**PROBLEM TO SOLVE**
Establish how many lines in the material include the string "path" and report it as a lone number.

**DATASET RECORDS**

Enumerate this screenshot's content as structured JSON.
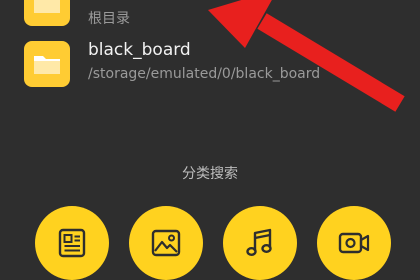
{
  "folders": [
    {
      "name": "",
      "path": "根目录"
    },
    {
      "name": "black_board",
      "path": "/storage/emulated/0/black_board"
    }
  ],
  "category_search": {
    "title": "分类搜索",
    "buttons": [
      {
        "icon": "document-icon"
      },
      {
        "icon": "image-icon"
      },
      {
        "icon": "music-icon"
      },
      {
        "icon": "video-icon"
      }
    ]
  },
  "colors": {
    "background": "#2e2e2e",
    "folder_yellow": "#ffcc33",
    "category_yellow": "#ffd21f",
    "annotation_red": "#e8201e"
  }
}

* * *

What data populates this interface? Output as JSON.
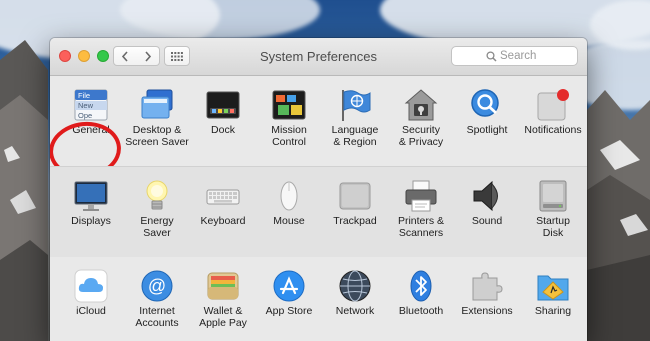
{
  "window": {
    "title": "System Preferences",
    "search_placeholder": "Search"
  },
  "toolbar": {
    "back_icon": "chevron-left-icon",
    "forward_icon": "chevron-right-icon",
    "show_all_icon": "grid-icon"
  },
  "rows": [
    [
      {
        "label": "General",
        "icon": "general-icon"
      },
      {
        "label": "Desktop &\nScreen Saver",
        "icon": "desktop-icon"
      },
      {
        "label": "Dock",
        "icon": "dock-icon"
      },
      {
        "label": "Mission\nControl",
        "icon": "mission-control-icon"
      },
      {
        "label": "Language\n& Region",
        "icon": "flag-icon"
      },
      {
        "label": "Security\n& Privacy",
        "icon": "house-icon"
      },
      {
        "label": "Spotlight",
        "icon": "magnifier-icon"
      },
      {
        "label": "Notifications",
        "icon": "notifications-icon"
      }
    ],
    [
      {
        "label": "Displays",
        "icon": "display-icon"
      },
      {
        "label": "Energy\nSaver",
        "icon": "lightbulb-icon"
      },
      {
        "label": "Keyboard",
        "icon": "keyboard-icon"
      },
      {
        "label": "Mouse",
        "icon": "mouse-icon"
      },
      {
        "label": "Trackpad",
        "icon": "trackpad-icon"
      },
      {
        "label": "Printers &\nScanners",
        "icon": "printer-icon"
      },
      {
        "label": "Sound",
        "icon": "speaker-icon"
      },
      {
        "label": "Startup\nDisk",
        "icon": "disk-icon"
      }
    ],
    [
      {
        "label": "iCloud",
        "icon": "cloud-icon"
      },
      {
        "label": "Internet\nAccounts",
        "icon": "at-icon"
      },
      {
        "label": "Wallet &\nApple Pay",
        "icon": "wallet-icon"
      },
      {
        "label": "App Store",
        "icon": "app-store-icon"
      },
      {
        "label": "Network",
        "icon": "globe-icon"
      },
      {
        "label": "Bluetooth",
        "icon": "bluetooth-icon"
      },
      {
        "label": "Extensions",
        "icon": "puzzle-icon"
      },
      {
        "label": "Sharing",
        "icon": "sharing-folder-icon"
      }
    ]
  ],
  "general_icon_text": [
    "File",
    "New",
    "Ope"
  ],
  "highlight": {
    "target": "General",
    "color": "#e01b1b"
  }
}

**THE RESPONSE**
2